▶ **WHAT IS NEEDED**:
Identify each line in the records below that contains the word "chaired", and copy it.

**** SUPPLIED MATERIAL

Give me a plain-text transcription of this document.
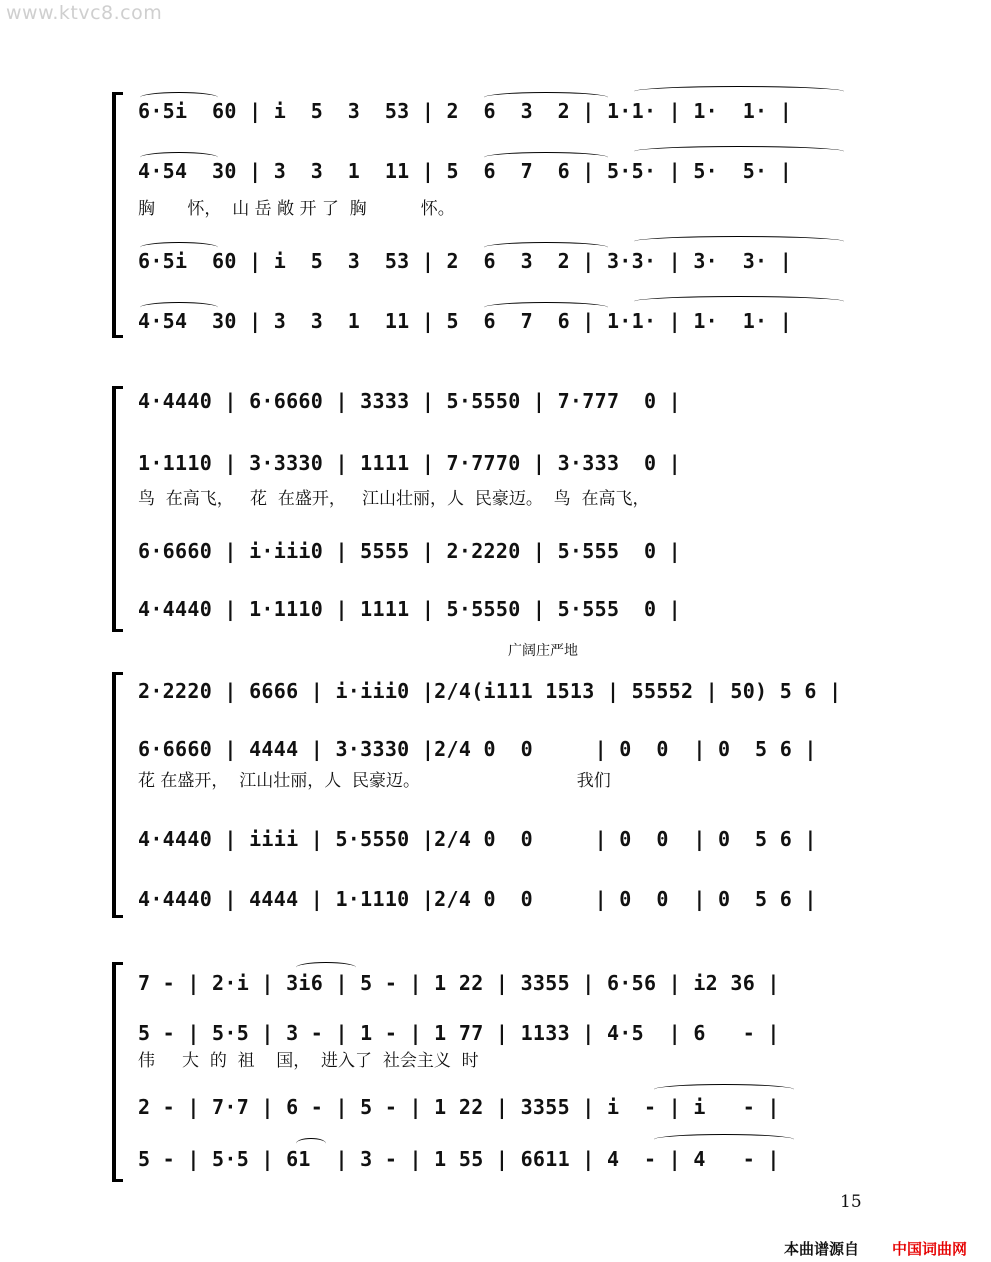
www.ktvc8.com
6·5i  60 | i  5  3  53 | 2  6  3  2 | 1·1· | 1·  1· |
4·54  30 | 3  3  1  11 | 5  6  7  6 | 5·5· | 5·  5· |
胸      怀，  山 岳 敞 开 了  胸          怀。
6·5i  60 | i  5  3  53 | 2  6  3  2 | 3·3· | 3·  3· |
4·54  30 | 3  3  1  11 | 5  6  7  6 | 1·1· | 1·  1· |
4·4440 | 6·6660 | 3333 | 5·5550 | 7·777  0 |
1·1110 | 3·3330 | 1111 | 7·7770 | 3·333  0 |
鸟  在高飞，   花  在盛开，   江山壮丽，人  民豪迈。  鸟  在高飞，
6·6660 | i·iii0 | 5555 | 2·2220 | 5·555  0 |
4·4440 | 1·1110 | 1111 | 5·5550 | 5·555  0 |
广阔庄严地
2·2220 | 6666 | i·iii0 |2/4(i111 1513 | 55552 | 50) 5 6 |
6·6660 | 4444 | 3·3330 |2/4 0  0     | 0  0  | 0  5 6 |
花 在盛开，  江山壮丽，人  民豪迈。                             我们
4·4440 | iiii | 5·5550 |2/4 0  0     | 0  0  | 0  5 6 |
4·4440 | 4444 | 1·1110 |2/4 0  0     | 0  0  | 0  5 6 |
7 - | 2·i | 3i6 | 5 - | 1 22 | 3355 | 6·56 | i2 36 |
5 - | 5·5 | 3 - | 1 - | 1 77 | 1133 | 4·5  | 6   - |
伟     大  的  祖    国，  进入了  社会主义  时
2 - | 7·7 | 6 - | 5 - | 1 22 | 3355 | i  - | i   - |
5 - | 5·5 | 61  | 3 - | 1 55 | 6611 | 4  - | 4   - |
15
本曲谱源自 中国词曲网
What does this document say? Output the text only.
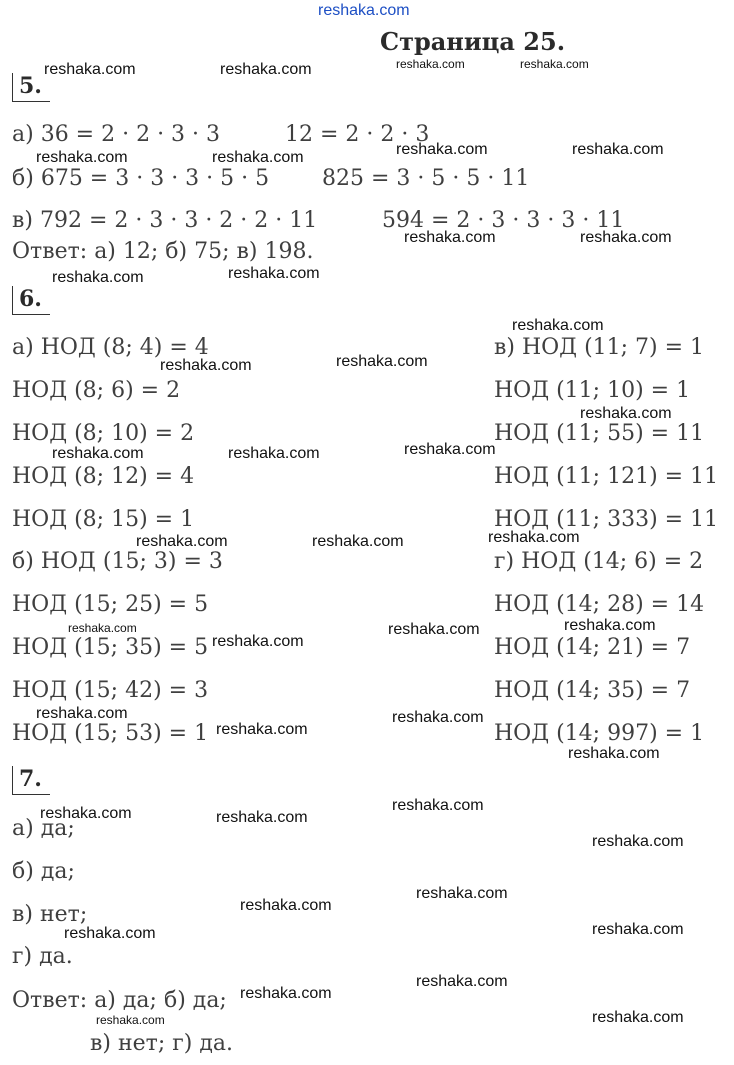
reshaka.com
Страница 25.
5.
а) 36 = 2 · 2 · 3 · 3	12 = 2 · 2 · 3
б) 675 = 3 · 3 · 3 · 5 · 5 825 = 3 · 5 · 5 · 11
в) 792 = 2 · 3 · 3 · 2 · 2 · 11	594 = 2 · 3 · 3 · 3 · 11
Ответ: а) 12; б) 75; в) 198.
6.
а) НОД (8; 4) = 4
НОД (8; 6) = 2
НОД (8; 10) = 2
НОД (8; 12) = 4
НОД (8; 15) = 1
б) НОД (15; 3) = 3
НОД (15; 25) = 5
НОД (15; 35) = 5
НОД (15; 42) = 3
НОД (15; 53) = 1
в) НОД (11; 7) = 1
НОД (11; 10) = 1
НОД (11; 55) = 11
НОД (11; 121) = 11
НОД (11; 333) = 11
г) НОД (14; 6) = 2
НОД (14; 28) = 14
НОД (14; 21) = 7
НОД (14; 35) = 7
НОД (14; 997) = 1
7.
а) да;
б) да;
в) нет;
г) да.
Ответ: а) да; б) да;
в) нет; г) да.
reshaka.com	reshaka.com	reshaka.com	reshaka.com
reshaka.com	reshaka.com	reshaka.com	reshaka.com
reshaka.com	reshaka.com
reshaka.com	reshaka.com
reshaka.com
reshaka.com	reshaka.com
reshaka.com
reshaka.com	reshaka.com	reshaka.com
reshaka.com	reshaka.com	reshaka.com
reshaka.com
reshaka.com
reshaka.com	reshaka.com
reshaka.com
reshaka.com
reshaka.com
reshaka.com
reshaka.com
reshaka.com	reshaka.com
reshaka.com
reshaka.com
reshaka.com
reshaka.com	reshaka.com
reshaka.com
reshaka.com
reshaka.com	reshaka.com
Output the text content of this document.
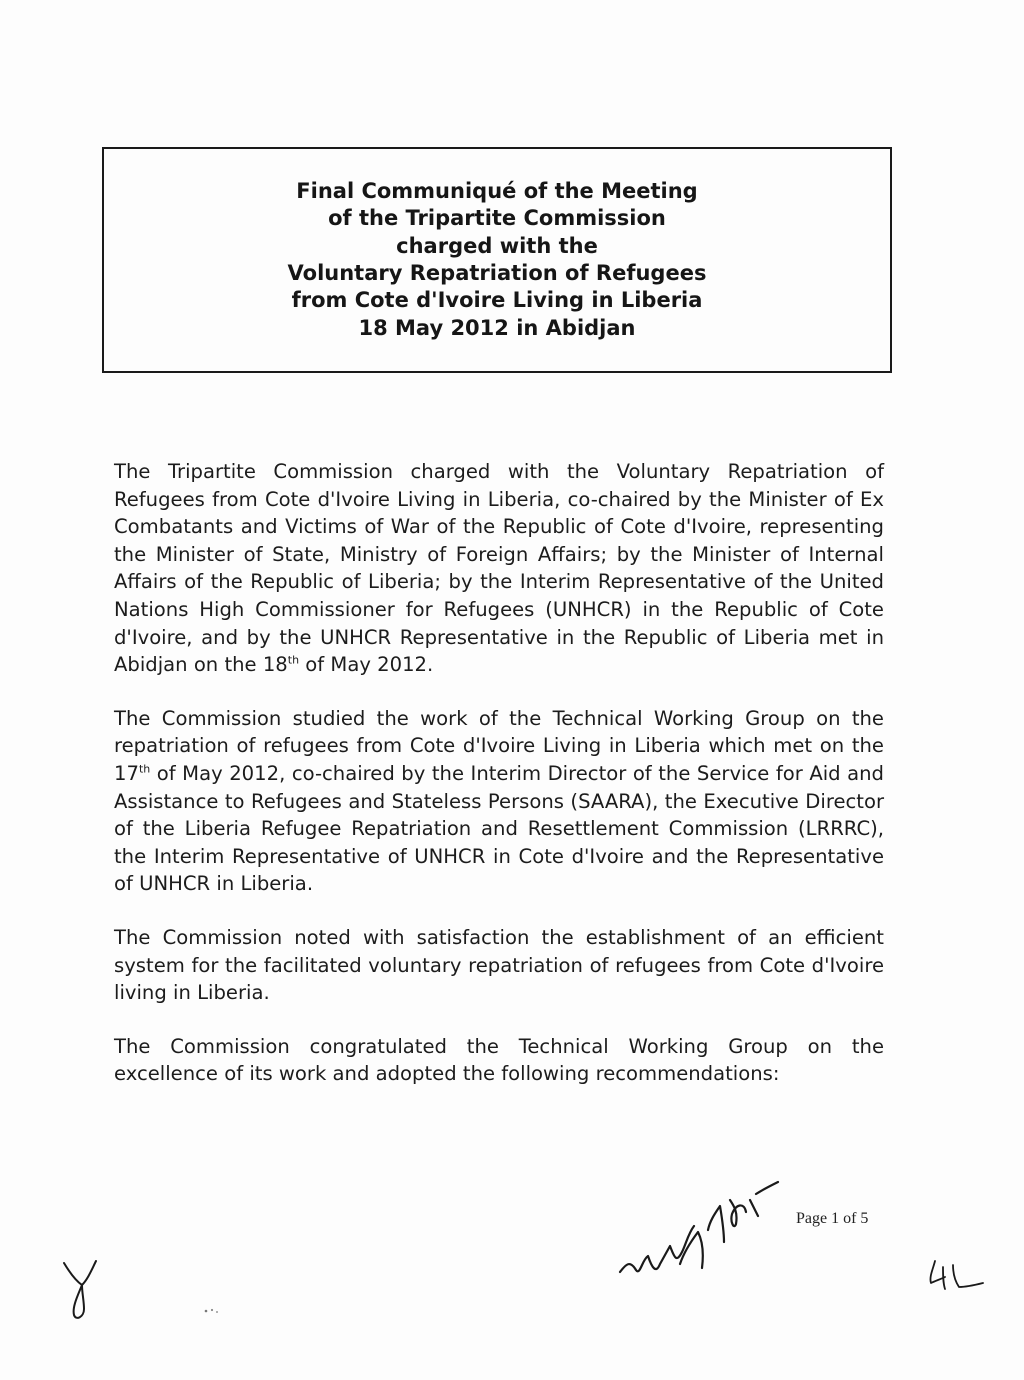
Final Communiqué of the Meeting
of the Tripartite Commission
charged with the
Voluntary Repatriation of Refugees
from Cote d'Ivoire Living in Liberia
18 May 2012 in Abidjan

The Tripartite Commission charged with the Voluntary Repatriation of Refugees from Cote d'Ivoire Living in Liberia, co-chaired by the Minister of Ex Combatants and Victims of War of the Republic of Cote d'Ivoire, representing the Minister of State, Ministry of Foreign Affairs; by the Minister of Internal Affairs of the Republic of Liberia; by the Interim Representative of the United Nations High Commissioner for Refugees (UNHCR) in the Republic of Cote d'Ivoire, and by the UNHCR Representative in the Republic of Liberia met in Abidjan on the 18th of May 2012.

The Commission studied the work of the Technical Working Group on the repatriation of refugees from Cote d'Ivoire Living in Liberia which met on the 17th of May 2012, co-chaired by the Interim Director of the Service for Aid and Assistance to Refugees and Stateless Persons (SAARA), the Executive Director of the Liberia Refugee Repatriation and Resettlement Commission (LRRRC), the Interim Representative of UNHCR in Cote d'Ivoire and the Representative of UNHCR in Liberia.

The Commission noted with satisfaction the establishment of an efficient system for the facilitated voluntary repatriation of refugees from Cote d'Ivoire living in Liberia.

The Commission congratulated the Technical Working Group on the excellence of its work and adopted the following recommendations:

Page 1 of 5
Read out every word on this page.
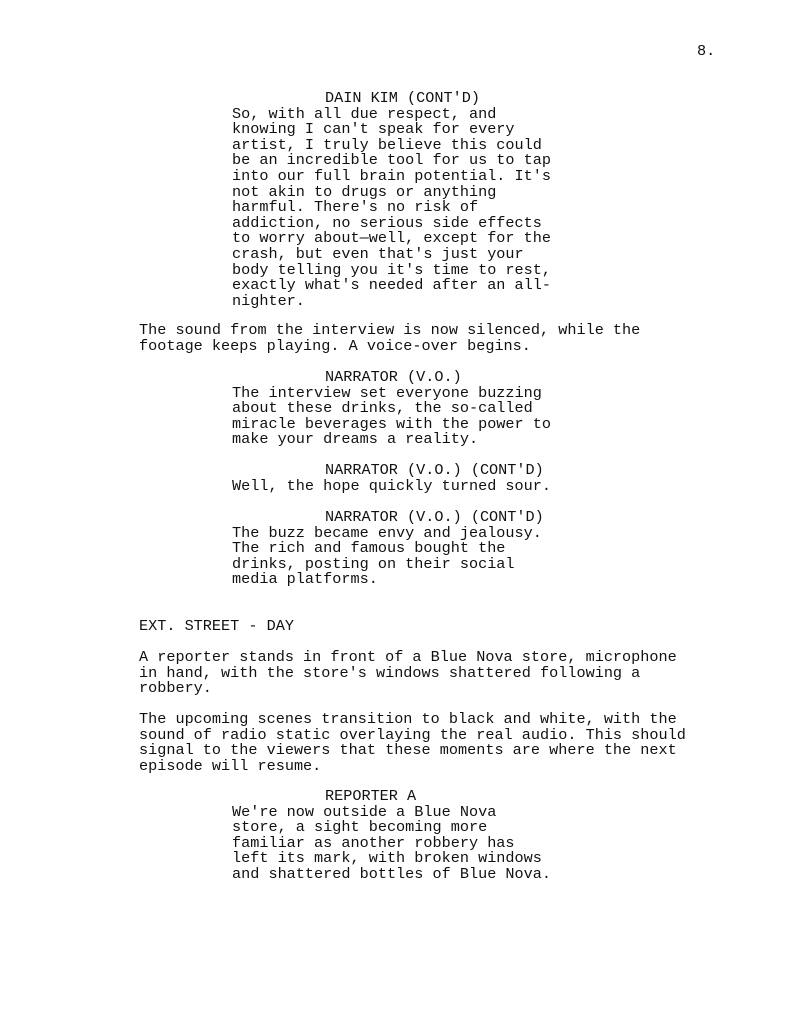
8.
DAIN KIM (CONT'D)
So, with all due respect, and
knowing I can't speak for every
artist, I truly believe this could
be an incredible tool for us to tap
into our full brain potential. It's
not akin to drugs or anything
harmful. There's no risk of
addiction, no serious side effects
to worry about—well, except for the
crash, but even that's just your
body telling you it's time to rest,
exactly what's needed after an all-
nighter.
The sound from the interview is now silenced, while the
footage keeps playing. A voice-over begins.
NARRATOR (V.O.)
The interview set everyone buzzing
about these drinks, the so-called
miracle beverages with the power to
make your dreams a reality.
NARRATOR (V.O.) (CONT'D)
Well, the hope quickly turned sour.
NARRATOR (V.O.) (CONT'D)
The buzz became envy and jealousy.
The rich and famous bought the
drinks, posting on their social
media platforms.
EXT. STREET - DAY
A reporter stands in front of a Blue Nova store, microphone
in hand, with the store's windows shattered following a
robbery.
The upcoming scenes transition to black and white, with the
sound of radio static overlaying the real audio. This should
signal to the viewers that these moments are where the next
episode will resume.
REPORTER A
We're now outside a Blue Nova
store, a sight becoming more
familiar as another robbery has
left its mark, with broken windows
and shattered bottles of Blue Nova.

********

▶ **ANSWER TO THIS TASK**:
The Tripartite Commission charged with the Voluntary Repatriation of Refugees from Cote d'Ivoire Living in Liberia, co-chaired by the Minister of Ex Combatants and Victims of War of the Republic of Cote d'Ivoire, representing the Minister of State, Ministry of Foreign Affairs; by the Minister of Internal Affairs of the Republic of Liberia; by the Interim Representative of the United Nations High Commissioner for Refugees (UNHCR) in the Republic of Cote d'Ivoire, and by the UNHCR Representative in the Republic of Liberia met in Abidjan on the 18th of May 2012.
The Commission studied the work of the Technical Working Group on the repatriation of refugees from Cote d'Ivoire Living in Liberia which met on the 17th of May 2012, co-chaired by the Interim Director of the Service for Aid and Assistance to Refugees and Stateless Persons (SAARA), the Executive Director of the Liberia Refugee Repatriation and Resettlement Commission (LRRRC), the Interim Representative of UNHCR in Cote d'Ivoire and the Representative of UNHCR in Liberia.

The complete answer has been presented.